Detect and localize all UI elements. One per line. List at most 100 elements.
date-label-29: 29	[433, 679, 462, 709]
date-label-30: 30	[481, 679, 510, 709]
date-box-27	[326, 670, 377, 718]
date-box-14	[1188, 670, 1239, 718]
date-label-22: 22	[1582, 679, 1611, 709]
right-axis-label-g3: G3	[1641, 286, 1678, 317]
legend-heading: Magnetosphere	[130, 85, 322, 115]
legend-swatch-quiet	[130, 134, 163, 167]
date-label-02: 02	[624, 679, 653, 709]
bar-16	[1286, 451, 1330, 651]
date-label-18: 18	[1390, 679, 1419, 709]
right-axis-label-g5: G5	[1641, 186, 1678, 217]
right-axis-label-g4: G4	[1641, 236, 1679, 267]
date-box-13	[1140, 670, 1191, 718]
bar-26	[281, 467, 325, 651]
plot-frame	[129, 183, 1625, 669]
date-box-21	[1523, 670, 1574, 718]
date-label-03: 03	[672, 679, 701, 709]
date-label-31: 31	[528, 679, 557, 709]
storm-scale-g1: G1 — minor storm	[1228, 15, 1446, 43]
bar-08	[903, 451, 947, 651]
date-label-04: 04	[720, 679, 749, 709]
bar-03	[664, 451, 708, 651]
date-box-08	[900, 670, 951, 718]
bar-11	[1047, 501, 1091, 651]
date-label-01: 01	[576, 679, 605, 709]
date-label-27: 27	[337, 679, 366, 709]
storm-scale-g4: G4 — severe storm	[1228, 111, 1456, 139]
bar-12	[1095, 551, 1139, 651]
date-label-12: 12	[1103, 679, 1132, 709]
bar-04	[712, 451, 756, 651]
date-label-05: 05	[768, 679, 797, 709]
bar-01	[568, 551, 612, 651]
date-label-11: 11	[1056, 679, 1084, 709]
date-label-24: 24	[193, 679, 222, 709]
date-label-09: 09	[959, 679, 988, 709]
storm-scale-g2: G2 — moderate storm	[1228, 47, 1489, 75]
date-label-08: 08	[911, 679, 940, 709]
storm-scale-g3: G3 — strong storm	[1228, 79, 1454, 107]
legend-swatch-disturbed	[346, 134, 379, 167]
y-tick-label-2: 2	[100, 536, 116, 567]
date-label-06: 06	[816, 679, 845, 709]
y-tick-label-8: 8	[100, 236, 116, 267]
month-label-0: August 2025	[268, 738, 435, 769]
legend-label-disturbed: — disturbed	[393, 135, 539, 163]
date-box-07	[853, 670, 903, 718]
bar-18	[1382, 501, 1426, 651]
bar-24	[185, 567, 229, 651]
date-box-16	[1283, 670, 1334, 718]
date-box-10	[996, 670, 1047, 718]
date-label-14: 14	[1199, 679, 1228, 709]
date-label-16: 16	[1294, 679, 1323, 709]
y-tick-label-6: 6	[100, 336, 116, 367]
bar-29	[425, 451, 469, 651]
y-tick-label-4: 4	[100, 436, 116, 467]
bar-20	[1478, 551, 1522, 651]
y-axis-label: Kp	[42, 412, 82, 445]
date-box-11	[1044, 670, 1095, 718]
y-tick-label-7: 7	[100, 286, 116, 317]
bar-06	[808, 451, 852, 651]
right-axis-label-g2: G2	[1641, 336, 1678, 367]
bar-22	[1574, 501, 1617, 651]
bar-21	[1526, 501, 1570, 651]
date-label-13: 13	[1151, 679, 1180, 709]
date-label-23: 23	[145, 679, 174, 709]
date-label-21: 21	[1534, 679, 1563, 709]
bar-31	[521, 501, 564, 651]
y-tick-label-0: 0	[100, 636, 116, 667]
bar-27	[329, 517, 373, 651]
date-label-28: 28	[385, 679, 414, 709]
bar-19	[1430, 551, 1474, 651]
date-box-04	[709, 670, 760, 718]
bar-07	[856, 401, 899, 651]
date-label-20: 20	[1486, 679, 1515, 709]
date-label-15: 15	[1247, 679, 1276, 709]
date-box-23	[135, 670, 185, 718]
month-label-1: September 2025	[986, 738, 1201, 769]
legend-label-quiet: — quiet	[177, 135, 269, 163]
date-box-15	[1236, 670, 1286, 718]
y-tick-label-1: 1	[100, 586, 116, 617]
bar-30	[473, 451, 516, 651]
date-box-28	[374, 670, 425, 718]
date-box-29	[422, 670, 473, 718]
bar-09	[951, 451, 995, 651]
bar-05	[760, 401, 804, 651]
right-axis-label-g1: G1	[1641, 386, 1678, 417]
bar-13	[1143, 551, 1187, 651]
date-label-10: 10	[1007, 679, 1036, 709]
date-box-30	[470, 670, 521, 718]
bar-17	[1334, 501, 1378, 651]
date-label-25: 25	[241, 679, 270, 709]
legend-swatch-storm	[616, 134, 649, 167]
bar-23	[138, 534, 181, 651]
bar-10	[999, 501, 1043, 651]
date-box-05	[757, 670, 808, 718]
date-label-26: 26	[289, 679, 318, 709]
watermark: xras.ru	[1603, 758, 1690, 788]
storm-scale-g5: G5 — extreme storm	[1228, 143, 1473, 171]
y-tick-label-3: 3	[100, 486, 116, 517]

**********

Set out every line of the listing above as a Markdown table with two columns, No. for the row number and Line for the line, skipping any blank lines.

| No. | Line |
|---|---|
| 1 | Detect and localize all UI elements. One per line. List at most 100 elements. |
| 2 | date-label-29: 29	[433, 679, 462, 709] |
| 3 | date-label-30: 30	[481, 679, 510, 709] |
| 4 | date-box-27	[326, 670, 377, 718] |
| 5 | date-box-14	[1188, 670, 1239, 718] |
| 6 | date-label-22: 22	[1582, 679, 1611, 709] |
| 7 | right-axis-label-g3: G3	[1641, 286, 1678, 317] |
| 8 | legend-heading: Magnetosphere	[130, 85, 322, 115] |
| 9 | legend-swatch-quiet	[130, 134, 163, 167] |
| 10 | date-label-02: 02	[624, 679, 653, 709] |
| 11 | bar-16	[1286, 451, 1330, 651] |
| 12 | date-label-18: 18	[1390, 679, 1419, 709] |
| 13 | right-axis-label-g5: G5	[1641, 186, 1678, 217] |
| 14 | right-axis-label-g4: G4	[1641, 236, 1679, 267] |
| 15 | date-box-13	[1140, 670, 1191, 718] |
| 16 | bar-26	[281, 467, 325, 651] |
| 17 | plot-frame	[129, 183, 1625, 669] |
| 18 | date-box-21	[1523, 670, 1574, 718] |
| 19 | date-label-03: 03	[672, 679, 701, 709] |
| 20 | date-label-31: 31	[528, 679, 557, 709] |
| 21 | storm-scale-g1: G1 — minor storm	[1228, 15, 1446, 43] |
| 22 | bar-08	[903, 451, 947, 651] |
| 23 | date-label-04: 04	[720, 679, 749, 709] |
| 24 | bar-03	[664, 451, 708, 651] |
| 25 | date-box-08	[900, 670, 951, 718] |
| 26 | bar-11	[1047, 501, 1091, 651] |
| 27 | date-label-01: 01	[576, 679, 605, 709] |
| 28 | date-label-27: 27	[337, 679, 366, 709] |
| 29 | storm-scale-g4: G4 — severe storm	[1228, 111, 1456, 139] |
| 30 | bar-12	[1095, 551, 1139, 651] |
| 31 | date-label-12: 12	[1103, 679, 1132, 709] |
| 32 | bar-04	[712, 451, 756, 651] |
| 33 | date-label-05: 05	[768, 679, 797, 709] |
| 34 | bar-01	[568, 551, 612, 651] |
| 35 | date-label-11: 11	[1056, 679, 1084, 709] |
| 36 | date-label-24: 24	[193, 679, 222, 709] |
| 37 | date-label-09: 09	[959, 679, 988, 709] |
| 38 | storm-scale-g2: G2 — moderate storm	[1228, 47, 1489, 75] |
| 39 | date-label-08: 08	[911, 679, 940, 709] |
| 40 | storm-scale-g3: G3 — strong storm	[1228, 79, 1454, 107] |
| 41 | legend-swatch-disturbed	[346, 134, 379, 167] |
| 42 | y-tick-label-2: 2	[100, 536, 116, 567] |
| 43 | date-label-06: 06	[816, 679, 845, 709] |
| 44 | y-tick-label-8: 8	[100, 236, 116, 267] |
| 45 | month-label-0: August 2025	[268, 738, 435, 769] |
| 46 | legend-label-disturbed: — disturbed	[393, 135, 539, 163] |
| 47 | date-box-07	[853, 670, 903, 718] |
| 48 | bar-18	[1382, 501, 1426, 651] |
| 49 | bar-24	[185, 567, 229, 651] |
| 50 | date-box-16	[1283, 670, 1334, 718] |
| 51 | date-box-10	[996, 670, 1047, 718] |
| 52 | date-label-14: 14	[1199, 679, 1228, 709] |
| 53 | date-label-16: 16	[1294, 679, 1323, 709] |
| 54 | y-tick-label-6: 6	[100, 336, 116, 367] |
| 55 | bar-29	[425, 451, 469, 651] |
| 56 | y-tick-label-4: 4	[100, 436, 116, 467] |
| 57 | bar-20	[1478, 551, 1522, 651] |
| 58 | y-axis-label: Kp	[42, 412, 82, 445] |
| 59 | date-box-11	[1044, 670, 1095, 718] |
| 60 | y-tick-label-7: 7	[100, 286, 116, 317] |
| 61 | bar-06	[808, 451, 852, 651] |
| 62 | right-axis-label-g2: G2	[1641, 336, 1678, 367] |
| 63 | bar-22	[1574, 501, 1617, 651] |
| 64 | bar-21	[1526, 501, 1570, 651] |
| 65 | date-label-13: 13	[1151, 679, 1180, 709] |
| 66 | date-label-23: 23	[145, 679, 174, 709] |
| 67 | date-label-21: 21	[1534, 679, 1563, 709] |
| 68 | bar-31	[521, 501, 564, 651] |
| 69 | y-tick-label-0: 0	[100, 636, 116, 667] |
| 70 | bar-27	[329, 517, 373, 651] |
| 71 | date-label-28: 28	[385, 679, 414, 709] |
| 72 | bar-19	[1430, 551, 1474, 651] |
| 73 | date-box-04	[709, 670, 760, 718] |
| 74 | bar-07	[856, 401, 899, 651] |
| 75 | date-label-20: 20	[1486, 679, 1515, 709] |
| 76 | date-label-15: 15	[1247, 679, 1276, 709] |
| 77 | date-box-23	[135, 670, 185, 718] |
| 78 | month-label-1: September 2025	[986, 738, 1201, 769] |
| 79 | legend-label-quiet: — quiet	[177, 135, 269, 163] |
| 80 | date-box-15	[1236, 670, 1286, 718] |
| 81 | y-tick-label-1: 1	[100, 586, 116, 617] |
| 82 | bar-30	[473, 451, 516, 651] |
| 83 | date-box-28	[374, 670, 425, 718] |
| 84 | date-box-29	[422, 670, 473, 718] |
| 85 | bar-09	[951, 451, 995, 651] |
| 86 | bar-05	[760, 401, 804, 651] |
| 87 | right-axis-label-g1: G1	[1641, 386, 1678, 417] |
| 88 | bar-13	[1143, 551, 1187, 651] |
| 89 | date-label-10: 10	[1007, 679, 1036, 709] |
| 90 | date-box-30	[470, 670, 521, 718] |
| 91 | bar-17	[1334, 501, 1378, 651] |
| 92 | date-label-25: 25	[241, 679, 270, 709] |
| 93 | legend-swatch-storm	[616, 134, 649, 167] |
| 94 | bar-23	[138, 534, 181, 651] |
| 95 | bar-10	[999, 501, 1043, 651] |
| 96 | date-box-05	[757, 670, 808, 718] |
| 97 | date-label-26: 26	[289, 679, 318, 709] |
| 98 | watermark: xras.ru	[1603, 758, 1690, 788] |
| 99 | storm-scale-g5: G5 — extreme storm	[1228, 143, 1473, 171] |
| 100 | y-tick-label-3: 3	[100, 486, 116, 517] |